— Task statement —
Go through the listing beneath this task and return every line that carries the string "value".

— Exercise data —
+++

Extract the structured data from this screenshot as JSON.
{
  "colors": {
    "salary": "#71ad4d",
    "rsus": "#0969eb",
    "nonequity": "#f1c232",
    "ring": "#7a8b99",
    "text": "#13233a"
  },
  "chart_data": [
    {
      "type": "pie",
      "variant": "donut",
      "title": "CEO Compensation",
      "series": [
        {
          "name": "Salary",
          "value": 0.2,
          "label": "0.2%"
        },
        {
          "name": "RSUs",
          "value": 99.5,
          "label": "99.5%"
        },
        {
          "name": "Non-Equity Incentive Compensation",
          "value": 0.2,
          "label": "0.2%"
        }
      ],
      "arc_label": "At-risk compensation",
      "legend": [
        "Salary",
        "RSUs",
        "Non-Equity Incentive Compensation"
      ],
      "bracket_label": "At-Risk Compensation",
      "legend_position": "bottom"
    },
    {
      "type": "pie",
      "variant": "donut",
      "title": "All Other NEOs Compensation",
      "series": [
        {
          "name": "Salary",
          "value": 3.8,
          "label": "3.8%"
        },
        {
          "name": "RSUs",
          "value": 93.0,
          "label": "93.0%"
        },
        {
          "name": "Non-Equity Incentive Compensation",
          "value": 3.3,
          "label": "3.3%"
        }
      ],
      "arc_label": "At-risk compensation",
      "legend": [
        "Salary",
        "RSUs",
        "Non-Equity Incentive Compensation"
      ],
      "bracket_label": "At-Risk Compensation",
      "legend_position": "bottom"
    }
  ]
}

+++

— Complete response —
          "value": 0.2,
          "value": 99.5,
          "value": 0.2,
          "value": 3.8,
          "value": 93.0,
          "value": 3.3,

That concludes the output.